***** DATASET EXCERPTS

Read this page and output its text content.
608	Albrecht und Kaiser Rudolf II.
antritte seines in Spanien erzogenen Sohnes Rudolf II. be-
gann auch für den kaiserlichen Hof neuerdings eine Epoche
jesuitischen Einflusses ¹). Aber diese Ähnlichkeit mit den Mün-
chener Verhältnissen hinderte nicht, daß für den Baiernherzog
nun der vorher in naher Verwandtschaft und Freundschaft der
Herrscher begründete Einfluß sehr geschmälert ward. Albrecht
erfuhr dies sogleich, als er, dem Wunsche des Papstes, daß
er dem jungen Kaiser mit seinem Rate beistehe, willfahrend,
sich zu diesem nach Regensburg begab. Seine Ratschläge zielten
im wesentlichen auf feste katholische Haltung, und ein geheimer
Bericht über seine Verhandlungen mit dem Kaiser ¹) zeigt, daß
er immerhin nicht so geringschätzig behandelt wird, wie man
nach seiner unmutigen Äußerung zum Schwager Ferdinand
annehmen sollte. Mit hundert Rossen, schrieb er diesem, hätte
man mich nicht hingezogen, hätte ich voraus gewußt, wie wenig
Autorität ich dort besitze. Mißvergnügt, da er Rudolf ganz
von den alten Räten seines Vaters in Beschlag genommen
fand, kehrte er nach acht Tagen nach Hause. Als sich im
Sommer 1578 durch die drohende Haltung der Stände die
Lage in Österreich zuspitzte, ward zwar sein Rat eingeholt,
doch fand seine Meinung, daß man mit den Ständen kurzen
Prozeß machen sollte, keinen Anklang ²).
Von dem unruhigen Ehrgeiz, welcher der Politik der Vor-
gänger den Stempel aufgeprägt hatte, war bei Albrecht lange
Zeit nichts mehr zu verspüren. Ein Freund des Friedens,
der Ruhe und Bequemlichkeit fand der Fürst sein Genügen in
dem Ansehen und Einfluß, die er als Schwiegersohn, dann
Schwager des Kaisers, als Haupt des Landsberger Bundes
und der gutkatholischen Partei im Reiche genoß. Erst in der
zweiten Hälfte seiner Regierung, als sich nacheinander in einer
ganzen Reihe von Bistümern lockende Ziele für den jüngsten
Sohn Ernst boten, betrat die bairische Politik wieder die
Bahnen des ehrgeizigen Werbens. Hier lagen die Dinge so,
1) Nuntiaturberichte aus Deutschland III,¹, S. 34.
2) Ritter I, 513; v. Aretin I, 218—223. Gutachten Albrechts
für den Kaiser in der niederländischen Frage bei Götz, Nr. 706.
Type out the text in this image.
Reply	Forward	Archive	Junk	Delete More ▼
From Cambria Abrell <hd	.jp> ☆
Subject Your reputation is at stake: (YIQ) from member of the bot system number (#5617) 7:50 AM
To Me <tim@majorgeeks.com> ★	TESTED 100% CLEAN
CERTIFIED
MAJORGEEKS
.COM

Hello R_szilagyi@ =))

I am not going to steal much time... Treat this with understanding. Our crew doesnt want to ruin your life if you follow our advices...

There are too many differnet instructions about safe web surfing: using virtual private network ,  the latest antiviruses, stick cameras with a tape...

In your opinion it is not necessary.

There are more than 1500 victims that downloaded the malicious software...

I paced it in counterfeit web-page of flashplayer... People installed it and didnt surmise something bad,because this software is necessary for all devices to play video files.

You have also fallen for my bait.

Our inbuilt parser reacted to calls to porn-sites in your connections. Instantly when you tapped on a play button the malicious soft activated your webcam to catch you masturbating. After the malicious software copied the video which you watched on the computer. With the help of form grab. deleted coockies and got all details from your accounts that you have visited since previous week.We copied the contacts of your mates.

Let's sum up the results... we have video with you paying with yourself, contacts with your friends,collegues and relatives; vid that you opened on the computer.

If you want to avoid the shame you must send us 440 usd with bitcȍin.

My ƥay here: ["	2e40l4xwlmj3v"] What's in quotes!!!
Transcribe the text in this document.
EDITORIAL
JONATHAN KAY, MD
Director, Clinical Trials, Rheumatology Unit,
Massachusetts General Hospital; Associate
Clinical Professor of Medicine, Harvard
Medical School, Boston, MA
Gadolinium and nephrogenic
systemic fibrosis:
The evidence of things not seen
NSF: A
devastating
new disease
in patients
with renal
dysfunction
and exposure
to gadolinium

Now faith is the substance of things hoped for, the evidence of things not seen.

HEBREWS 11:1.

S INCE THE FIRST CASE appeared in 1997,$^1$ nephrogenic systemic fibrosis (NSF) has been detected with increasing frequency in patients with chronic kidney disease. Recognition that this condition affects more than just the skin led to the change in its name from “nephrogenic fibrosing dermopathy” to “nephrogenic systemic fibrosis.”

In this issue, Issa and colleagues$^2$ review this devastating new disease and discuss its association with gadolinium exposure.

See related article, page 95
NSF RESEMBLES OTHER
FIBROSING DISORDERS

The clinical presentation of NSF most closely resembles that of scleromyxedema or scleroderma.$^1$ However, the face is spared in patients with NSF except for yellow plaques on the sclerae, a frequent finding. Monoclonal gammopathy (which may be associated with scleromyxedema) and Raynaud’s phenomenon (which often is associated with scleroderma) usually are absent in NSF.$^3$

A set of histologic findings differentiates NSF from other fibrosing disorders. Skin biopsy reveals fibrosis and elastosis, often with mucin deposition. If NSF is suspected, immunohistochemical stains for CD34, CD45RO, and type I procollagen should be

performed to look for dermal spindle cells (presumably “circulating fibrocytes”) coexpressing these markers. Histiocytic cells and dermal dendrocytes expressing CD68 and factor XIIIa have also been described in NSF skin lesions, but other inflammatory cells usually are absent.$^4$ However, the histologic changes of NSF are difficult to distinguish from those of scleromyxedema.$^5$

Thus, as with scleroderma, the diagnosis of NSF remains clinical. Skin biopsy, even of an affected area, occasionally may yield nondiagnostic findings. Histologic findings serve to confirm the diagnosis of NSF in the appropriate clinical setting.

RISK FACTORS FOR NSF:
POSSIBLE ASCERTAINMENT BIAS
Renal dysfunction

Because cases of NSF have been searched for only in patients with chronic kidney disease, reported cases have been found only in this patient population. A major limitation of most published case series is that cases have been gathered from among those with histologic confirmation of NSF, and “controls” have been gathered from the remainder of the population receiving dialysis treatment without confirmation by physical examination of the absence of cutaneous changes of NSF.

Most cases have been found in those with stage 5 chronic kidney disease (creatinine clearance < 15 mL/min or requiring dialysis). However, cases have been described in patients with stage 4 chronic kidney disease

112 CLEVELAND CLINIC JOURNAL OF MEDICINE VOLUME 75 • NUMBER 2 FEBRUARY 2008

**********

▶ TASK GOAL
Out of the preceding entries, pull every line containing the string "Haltung".

▶ TASK ANSWER
im wesentlichen auf feste katholische Haltung, und ein geheimer
Sommer 1578 durch die drohende Haltung der Stände die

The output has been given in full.